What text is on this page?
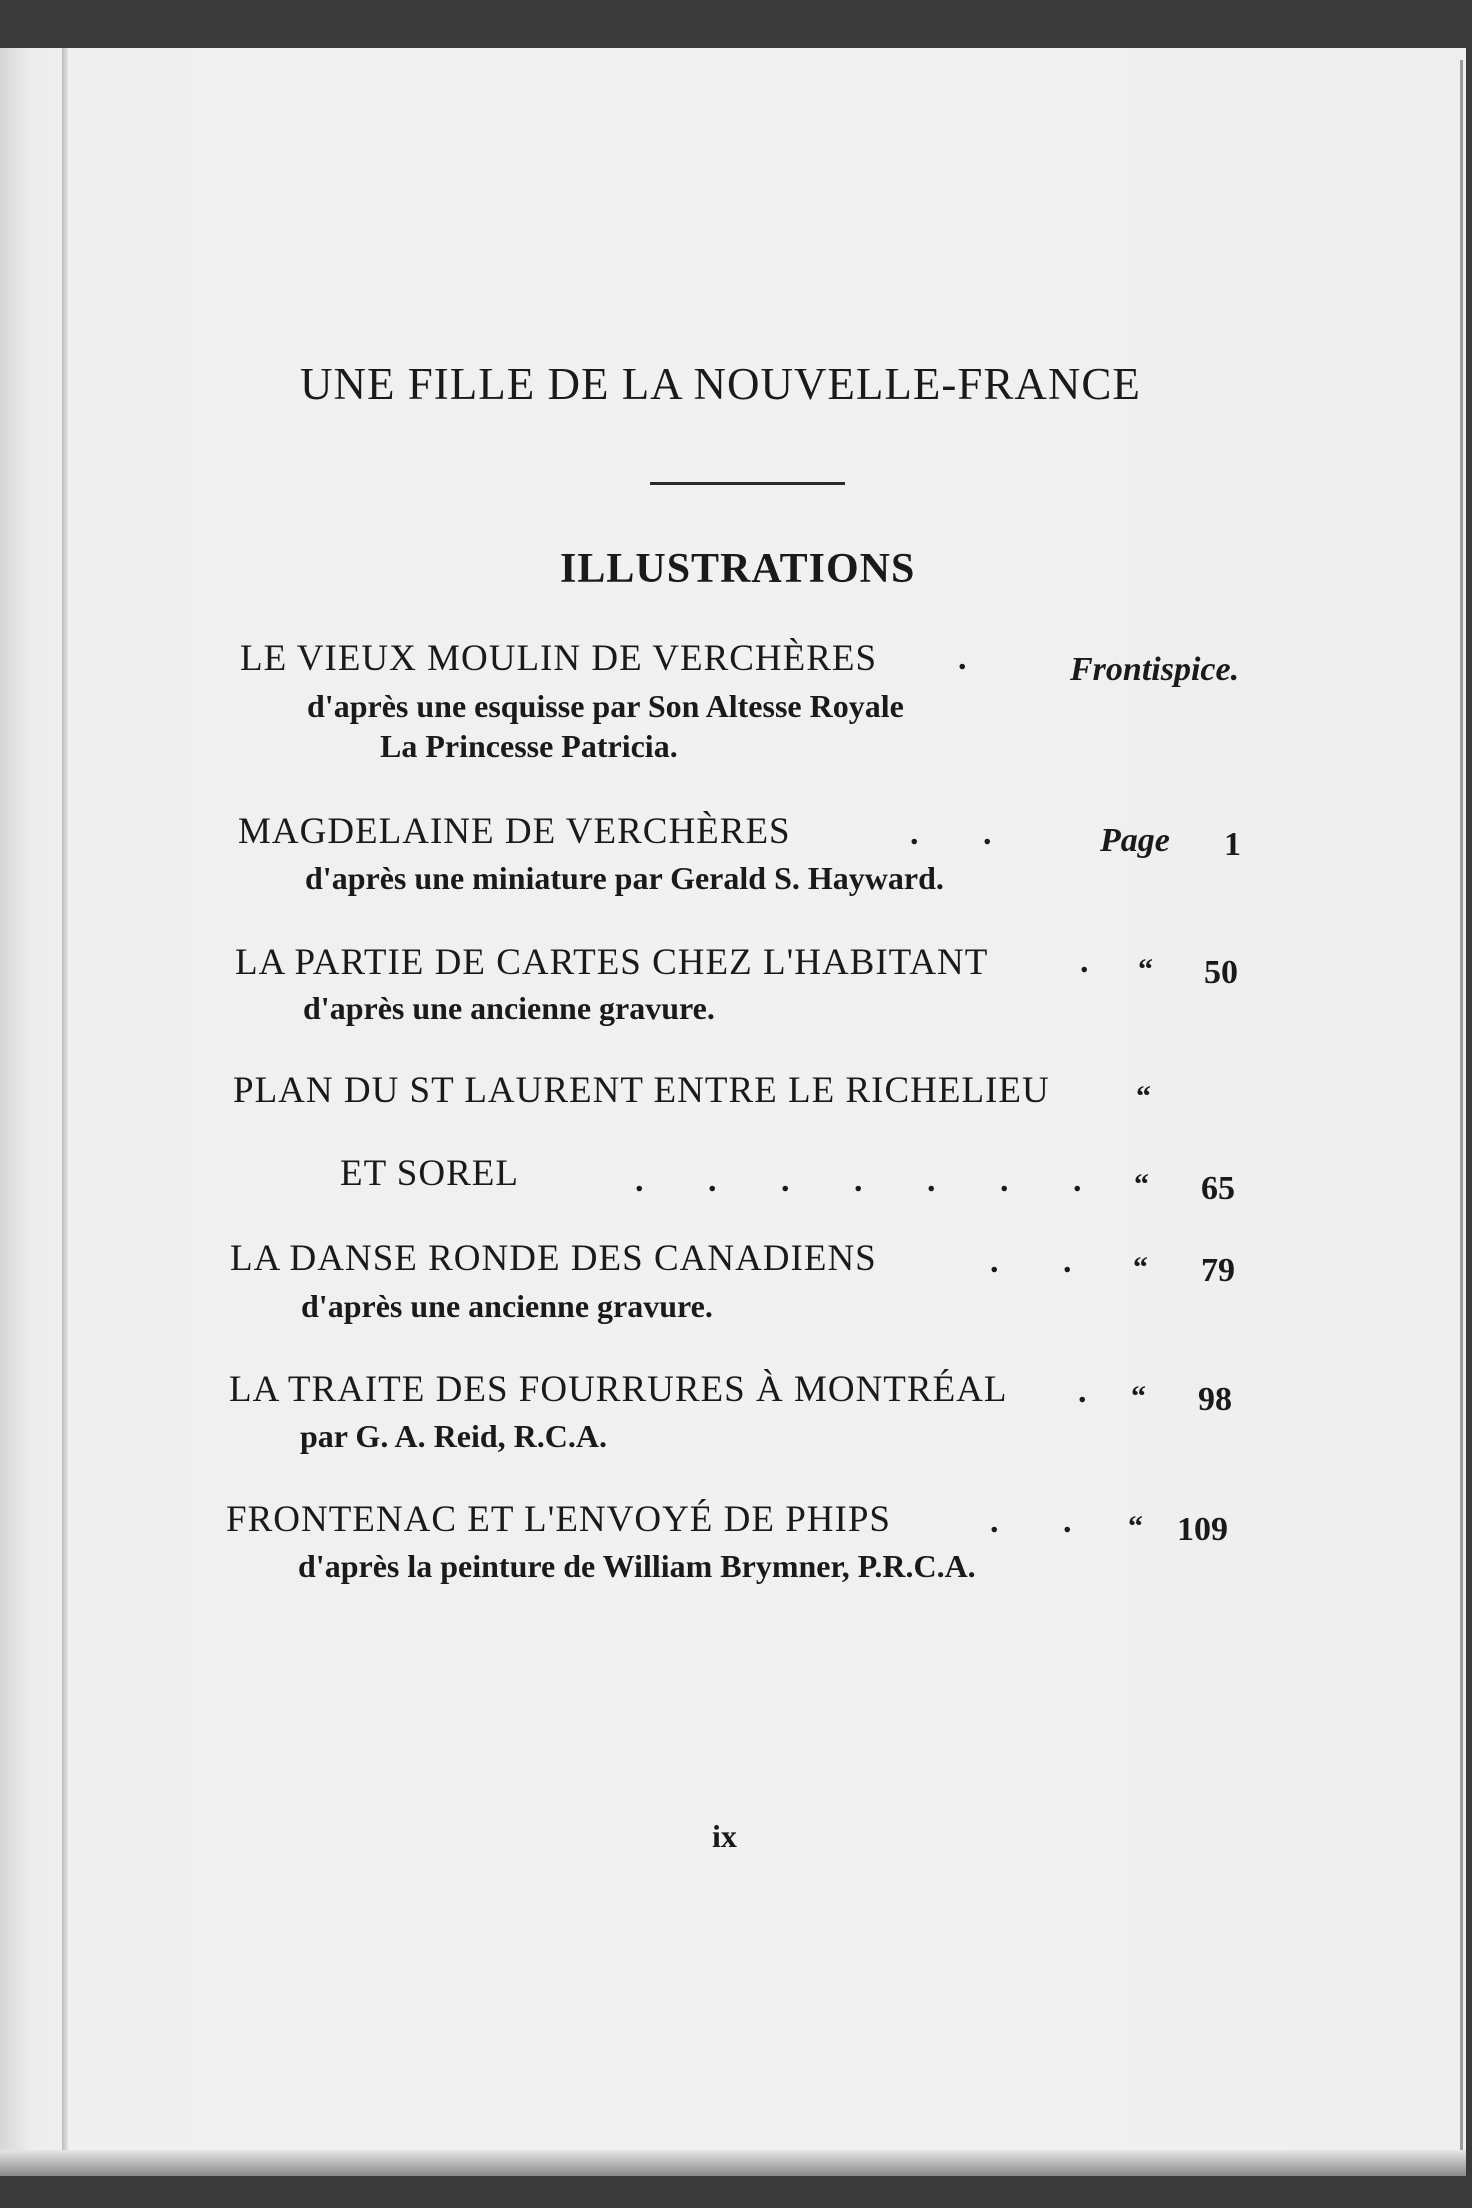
UNE FILLE DE LA NOUVELLE-FRANCE
ILLUSTRATIONS
LE VIEUX MOULIN DE VERCHÈRES . Frontispice.
d'après une esquisse par Son Altesse Royale
La Princesse Patricia.
MAGDELAINE DE VERCHÈRES	. . Page 1
d'après une miniature par Gerald S. Hayward.
LA PARTIE DE CARTES CHEZ L'HABITANT	. “ 50
d'après une ancienne gravure.
PLAN DU ST LAURENT ENTRE LE RICHELIEU	“
ET SOREL	. . . . . . . “ 65
LA DANSE RONDE DES CANADIENS	. . “ 79
d'après une ancienne gravure.
LA TRAITE DES FOURRURES À MONTRÉAL . “ 98
par G. A. Reid, R.C.A.
FRONTENAC ET L'ENVOYÉ DE PHIPS	. . “ 109
d'après la peinture de William Brymner, P.R.C.A.
ix
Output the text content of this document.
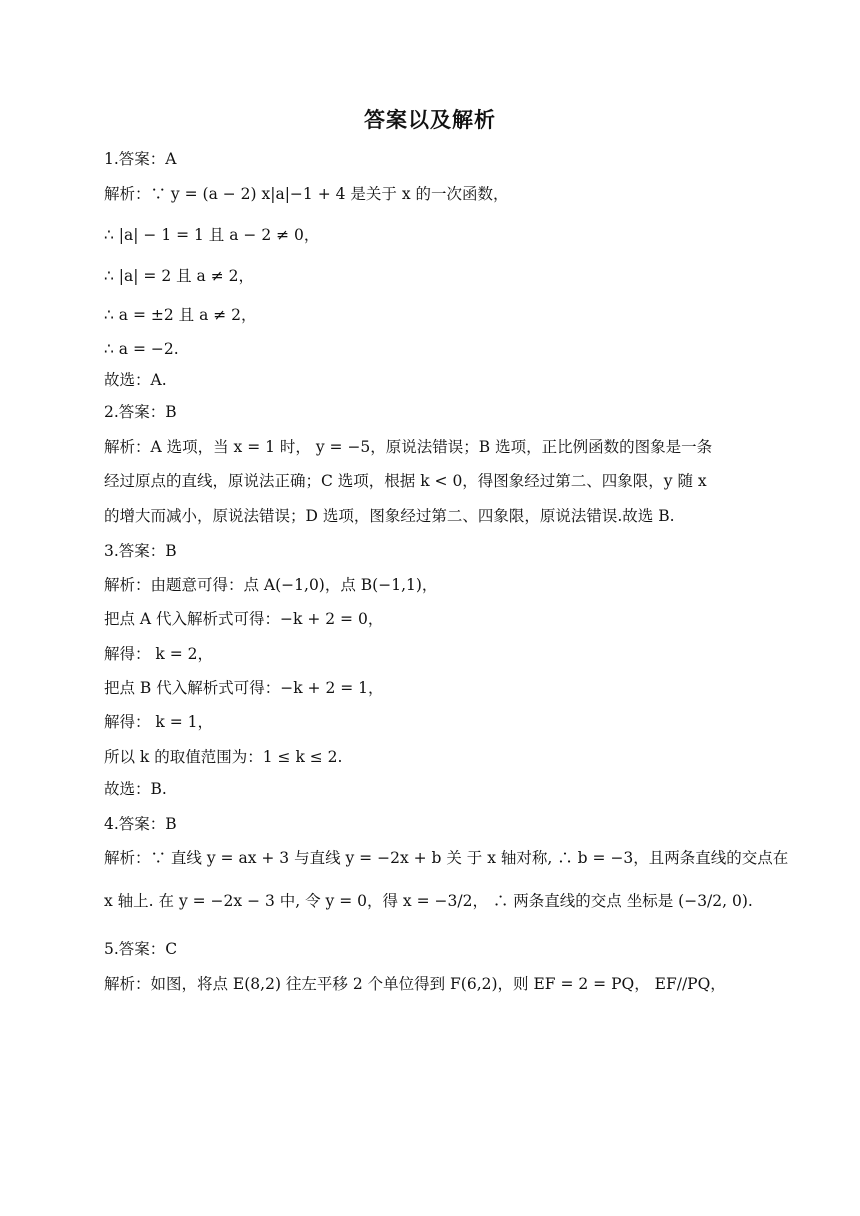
答案以及解析
1.答案：A
解析：∵ y = (a − 2) x|a|−1 + 4 是关于 x 的一次函数，
∴ |a| − 1 = 1 且 a − 2 ≠ 0，
∴ |a| = 2 且 a ≠ 2，
∴ a = ±2 且 a ≠ 2，
∴ a = −2.
故选：A.
2.答案：B
解析：A 选项，当 x = 1 时， y = −5，原说法错误；B 选项，正比例函数的图象是一条
经过原点的直线，原说法正确；C 选项，根据 k < 0，得图象经过第二、四象限，y 随 x
的增大而减小，原说法错误；D 选项，图象经过第二、四象限，原说法错误.故选 B.
3.答案：B
解析：由题意可得：点 A(−1,0)，点 B(−1,1)，
把点 A 代入解析式可得：−k + 2 = 0，
解得： k = 2，
把点 B 代入解析式可得：−k + 2 = 1，
解得： k = 1，
所以 k 的取值范围为：1 ≤ k ≤ 2.
故选：B.
4.答案：B
解析：∵ 直线 y = ax + 3 与直线 y = −2x + b 关 于 x 轴对称, ∴ b = −3，且两条直线的交点在
x 轴上. 在 y = −2x − 3 中, 令 y = 0，得 x = −3/2， ∴ 两条直线的交点 坐标是 (−3/2, 0).
5.答案：C
解析：如图，将点 E(8,2) 往左平移 2 个单位得到 F(6,2)，则 EF = 2 = PQ， EF//PQ，
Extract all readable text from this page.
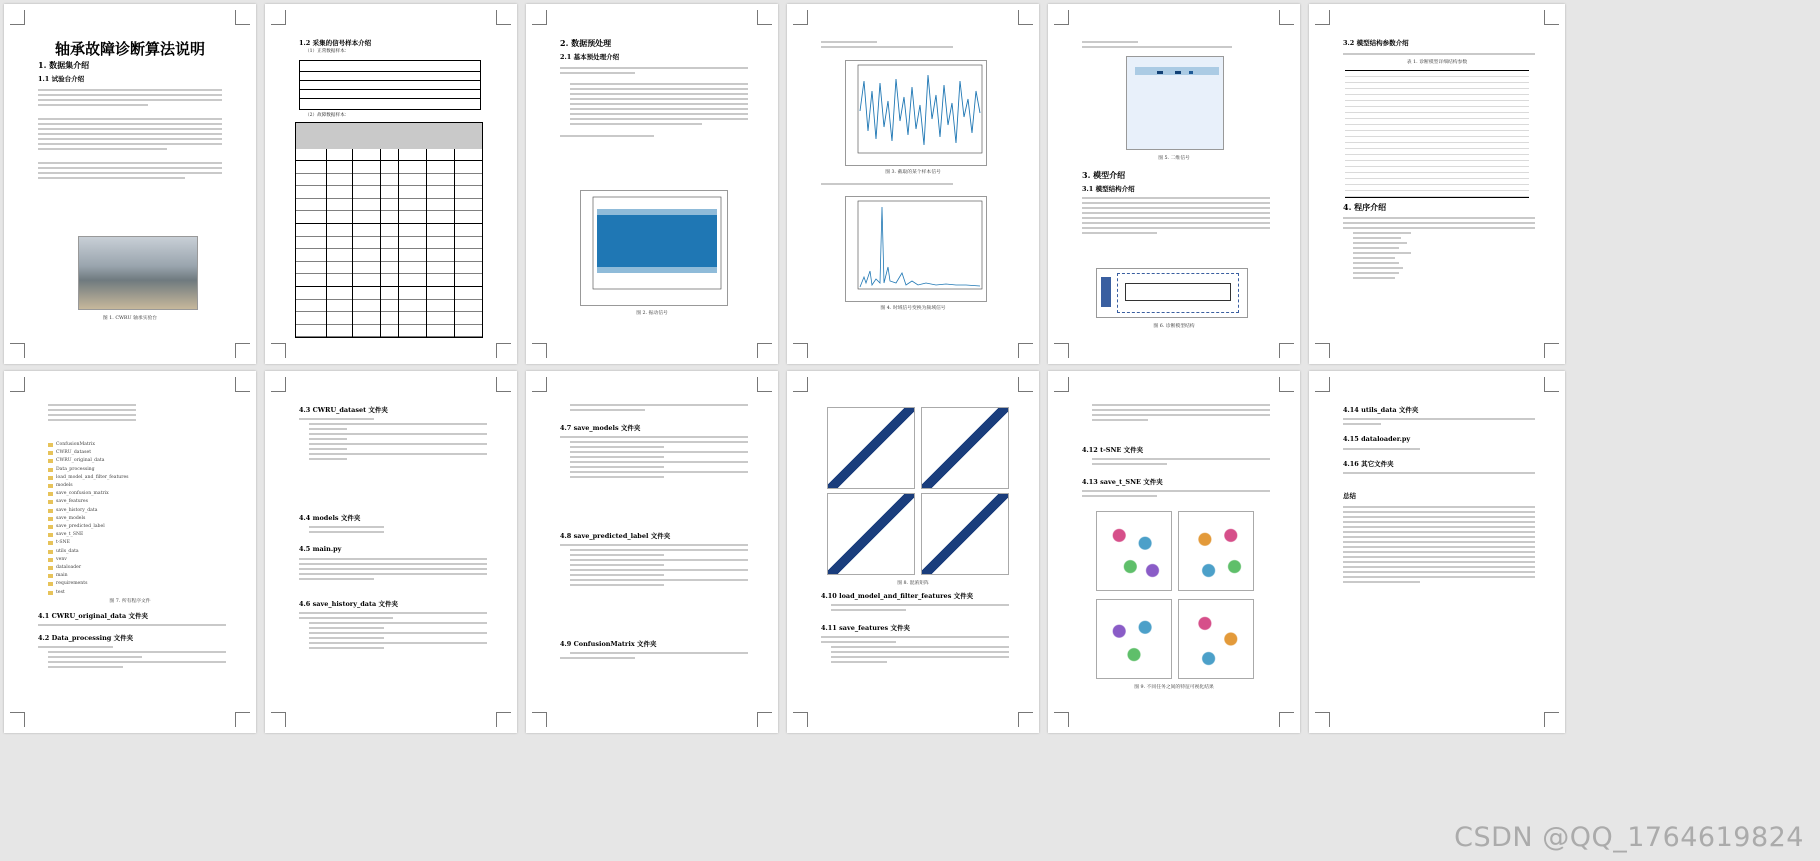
轴承故障诊断算法说明
1. 数据集介绍
1.1 试验台介绍
图 1. CWRU 轴承实验台
1.2 采集的信号样本介绍
（1）正常数据样本：
（2）故障数据样本：
2. 数据预处理
2.1 基本预处理介绍
图 2. 振动信号
图 3. 截取的某个样本信号
图 4. 时域信号变换为频域信号
图 5. 二维信号
3. 模型介绍
3.1 模型结构介绍
图 6. 诊断模型结构
3.2 模型结构参数介绍
表 1. 诊断模型详细结构参数
4. 程序介绍
ConfusionMatrix
CWRU_dataset
CWRU_original_data
Data_processing
load_model_and_filter_features
models
save_confusion_matrix
save_features
save_history_data
save_models
save_predicted_label
save_t_SNE
t-SNE
utils_data
venv
dataloader
main
requirements
test
图 7. 所有程序文件
4.1 CWRU_original_data 文件夹
4.2 Data_processing 文件夹
4.3 CWRU_dataset 文件夹
4.4 models 文件夹
4.5 main.py
4.6 save_history_data 文件夹
4.7 save_models 文件夹
4.8 save_predicted_label 文件夹
4.9 ConfusionMatrix 文件夹
图 8. 混淆矩阵
4.10 load_model_and_filter_features 文件夹
4.11 save_features 文件夹
4.12 t-SNE 文件夹
4.13 save_t_SNE 文件夹
图 9. 不同任务之间的特征可视化结果
4.14 utils_data 文件夹
4.15 dataloader.py
4.16 其它文件夹
总结
CSDN @QQ_1764619824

▶ _What to do_:
Check each line of the records above for the string "ConfusionMatrix", and report every line that has it.

▶ _Full answer_:
ConfusionMatrix
4.9 ConfusionMatrix 文件夹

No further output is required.